_GOAL OF THE EXERCISE_
Copy out all lines where "text" appears.

(Stored items from a collection)
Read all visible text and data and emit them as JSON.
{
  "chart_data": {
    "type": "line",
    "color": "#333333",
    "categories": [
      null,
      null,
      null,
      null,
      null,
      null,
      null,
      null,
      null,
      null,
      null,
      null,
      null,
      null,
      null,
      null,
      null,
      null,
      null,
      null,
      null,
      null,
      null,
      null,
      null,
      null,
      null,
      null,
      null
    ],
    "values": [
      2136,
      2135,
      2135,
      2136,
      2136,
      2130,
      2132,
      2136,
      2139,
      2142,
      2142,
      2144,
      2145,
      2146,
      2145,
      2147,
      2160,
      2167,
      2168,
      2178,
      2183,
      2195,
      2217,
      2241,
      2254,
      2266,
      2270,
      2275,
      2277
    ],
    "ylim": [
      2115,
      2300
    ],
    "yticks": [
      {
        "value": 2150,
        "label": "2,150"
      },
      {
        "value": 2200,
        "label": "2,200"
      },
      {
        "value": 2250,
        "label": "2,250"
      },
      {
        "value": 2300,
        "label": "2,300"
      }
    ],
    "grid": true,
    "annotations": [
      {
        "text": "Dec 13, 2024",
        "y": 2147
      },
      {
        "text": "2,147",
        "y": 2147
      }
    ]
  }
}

_COMPLETED EXERCISE_
Read all visible text and data and emit them as JSON.
        "text": "Dec 13, 2024",
        "text": "2,147",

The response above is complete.